-- start DATA SHOWN --
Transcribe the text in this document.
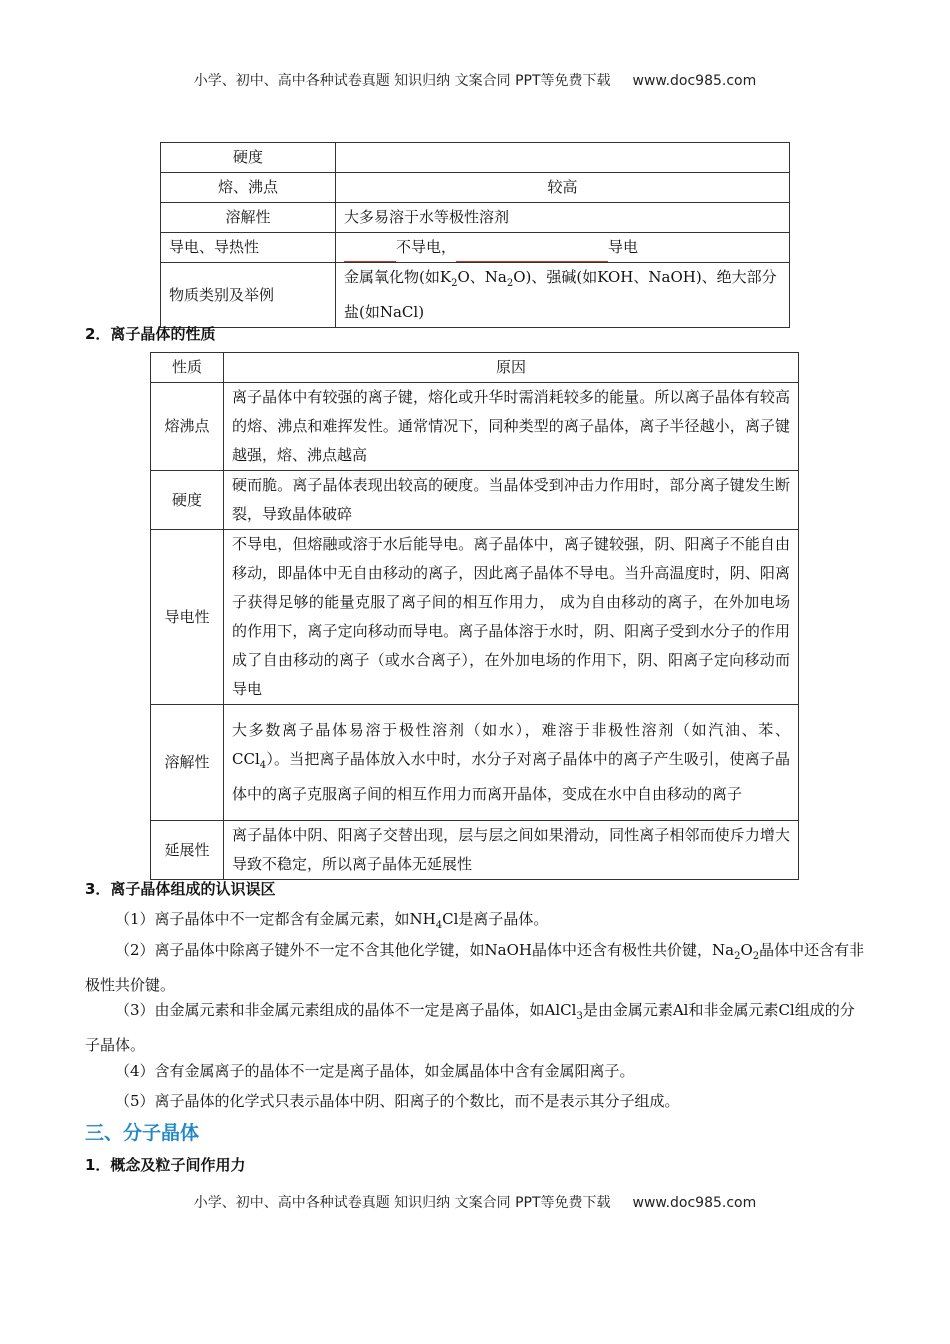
小学、初中、高中各种试卷真题 知识归纳 文案合同 PPT等免费下载 www.doc985.com
硬度	
熔、沸点	较高
溶解性	大多易溶于水等极性溶剂
导电、导热性	不导电， 导电
物质类别及举例	金属氧化物(如$K_2O$、$Na_2O$)、强碱(如KOH、NaOH)、绝大部分盐(如NaCl)
2．离子晶体的性质
性质	原因
熔沸点	离子晶体中有较强的离子键，熔化或升华时需消耗较多的能量。所以离子晶体有较高的熔、沸点和难挥发性。通常情况下，同种类型的离子晶体，离子半径越小，离子键越强，熔、沸点越高
硬度	硬而脆。离子晶体表现出较高的硬度。当晶体受到冲击力作用时，部分离子键发生断裂，导致晶体破碎
导电性	不导电，但熔融或溶于水后能导电。离子晶体中，离子键较强，阴、阳离子不能自由移动，即晶体中无自由移动的离子，因此离子晶体不导电。当升高温度时，阴、阳离子获得足够的能量克服了离子间的相互作用力， 成为自由移动的离子，在外加电场的作用下，离子定向移动而导电。离子晶体溶于水时，阴、阳离子受到水分子的作用成了自由移动的离子（或水合离子），在外加电场的作用下，阴、阳离子定向移动而导电
溶解性	大多数离子晶体易溶于极性溶剂（如水），难溶于非极性溶剂（如汽油、苯、CCl$_4$）。当把离子晶体放入水中时，水分子对离子晶体中的离子产生吸引，使离子晶体中的离子克服离子间的相互作用力而离开晶体，变成在水中自由移动的离子
延展性	离子晶体中阴、阳离子交替出现，层与层之间如果滑动，同性离子相邻而使斥力增大导致不稳定，所以离子晶体无延展性
3．离子晶体组成的认识误区

（1）离子晶体中不一定都含有金属元素，如$NH_4Cl$是离子晶体。

（2）离子晶体中除离子键外不一定不含其他化学键，如NaOH晶体中还含有极性共价键，$Na_2O_2$晶体中还含有非极性共价键。

（3）由金属元素和非金属元素组成的晶体不一定是离子晶体，如AlCl$_3$是由金属元素Al和非金属元素Cl组成的分子晶体。

（4）含有金属离子的晶体不一定是离子晶体，如金属晶体中含有金属阳离子。

（5）离子晶体的化学式只表示晶体中阴、阳离子的个数比，而不是表示其分子组成。

三、分子晶体
1．概念及粒子间作用力
小学、初中、高中各种试卷真题 知识归纳 文案合同 PPT等免费下载 www.doc985.com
-- end DATA SHOWN --
=== WHAT THE EXERCISE ASKS ===
Reproduce each entry verbatim, excluding any embedded images.

=== SOLUTION FOR THIS TASK ===
Transcribe the text in this document.
小学、初中、高中各种试卷真题 知识归纳 文案合同 PPT等免费下载 www.doc985.com
硬度	
熔、沸点	较高
溶解性	大多易溶于水等极性溶剂
导电、导热性	不导电， 导电
物质类别及举例	金属氧化物(如$K_2O$、$Na_2O$)、强碱(如KOH、NaOH)、绝大部分盐(如NaCl)
2．离子晶体的性质
性质	原因
熔沸点	离子晶体中有较强的离子键，熔化或升华时需消耗较多的能量。所以离子晶体有较高的熔、沸点和难挥发性。通常情况下，同种类型的离子晶体，离子半径越小，离子键越强，熔、沸点越高
硬度	硬而脆。离子晶体表现出较高的硬度。当晶体受到冲击力作用时，部分离子键发生断裂，导致晶体破碎
导电性	不导电，但熔融或溶于水后能导电。离子晶体中，离子键较强，阴、阳离子不能自由移动，即晶体中无自由移动的离子，因此离子晶体不导电。当升高温度时，阴、阳离子获得足够的能量克服了离子间的相互作用力， 成为自由移动的离子，在外加电场的作用下，离子定向移动而导电。离子晶体溶于水时，阴、阳离子受到水分子的作用成了自由移动的离子（或水合离子），在外加电场的作用下，阴、阳离子定向移动而导电
溶解性	大多数离子晶体易溶于极性溶剂（如水），难溶于非极性溶剂（如汽油、苯、CCl$_4$）。当把离子晶体放入水中时，水分子对离子晶体中的离子产生吸引，使离子晶体中的离子克服离子间的相互作用力而离开晶体，变成在水中自由移动的离子
延展性	离子晶体中阴、阳离子交替出现，层与层之间如果滑动，同性离子相邻而使斥力增大导致不稳定，所以离子晶体无延展性
3．离子晶体组成的认识误区

（1）离子晶体中不一定都含有金属元素，如$NH_4Cl$是离子晶体。

（2）离子晶体中除离子键外不一定不含其他化学键，如NaOH晶体中还含有极性共价键，$Na_2O_2$晶体中还含有非极性共价键。

（3）由金属元素和非金属元素组成的晶体不一定是离子晶体，如AlCl$_3$是由金属元素Al和非金属元素Cl组成的分子晶体。

（4）含有金属离子的晶体不一定是离子晶体，如金属晶体中含有金属阳离子。

（5）离子晶体的化学式只表示晶体中阴、阳离子的个数比，而不是表示其分子组成。

三、分子晶体
1．概念及粒子间作用力
小学、初中、高中各种试卷真题 知识归纳 文案合同 PPT等免费下载 www.doc985.com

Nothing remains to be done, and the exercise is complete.